### OBJECTIVE:
Pick out every line with the word "name" and copy it.

### Entries from a visual dataset:
::::

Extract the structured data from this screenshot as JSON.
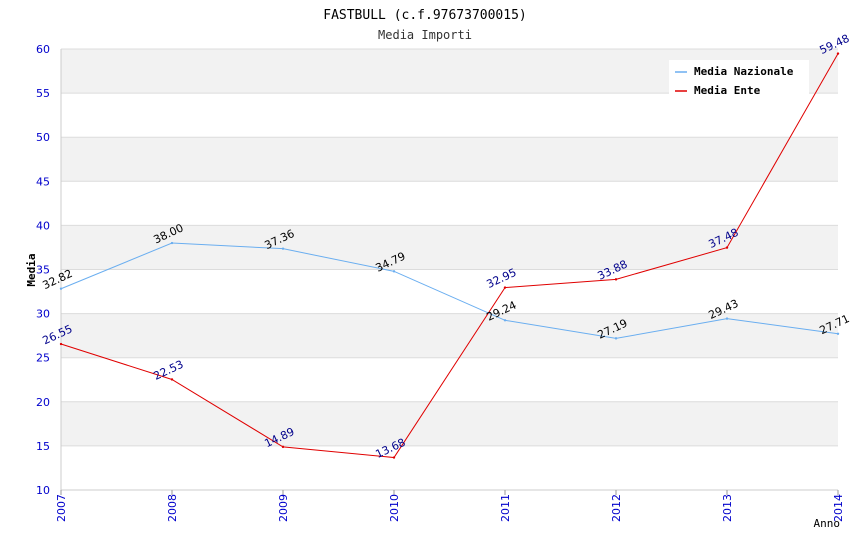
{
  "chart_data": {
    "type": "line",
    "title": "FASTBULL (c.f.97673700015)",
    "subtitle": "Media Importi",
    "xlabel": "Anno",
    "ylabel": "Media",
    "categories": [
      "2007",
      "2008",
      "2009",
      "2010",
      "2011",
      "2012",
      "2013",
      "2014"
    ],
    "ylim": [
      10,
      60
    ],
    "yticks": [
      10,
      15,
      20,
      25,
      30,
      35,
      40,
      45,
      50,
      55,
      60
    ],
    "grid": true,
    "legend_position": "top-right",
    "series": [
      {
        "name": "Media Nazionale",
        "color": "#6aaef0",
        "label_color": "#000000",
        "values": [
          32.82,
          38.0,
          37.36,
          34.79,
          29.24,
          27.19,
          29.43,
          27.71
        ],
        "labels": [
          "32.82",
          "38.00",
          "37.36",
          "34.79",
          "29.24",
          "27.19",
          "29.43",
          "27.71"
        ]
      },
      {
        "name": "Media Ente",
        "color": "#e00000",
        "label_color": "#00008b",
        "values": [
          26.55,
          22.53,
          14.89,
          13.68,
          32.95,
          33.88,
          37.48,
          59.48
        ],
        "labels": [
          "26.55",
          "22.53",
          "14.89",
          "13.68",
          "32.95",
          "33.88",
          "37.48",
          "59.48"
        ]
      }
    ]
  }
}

::::

### RESPONSE:
        "name": "Media Nazionale",
        "name": "Media Ente",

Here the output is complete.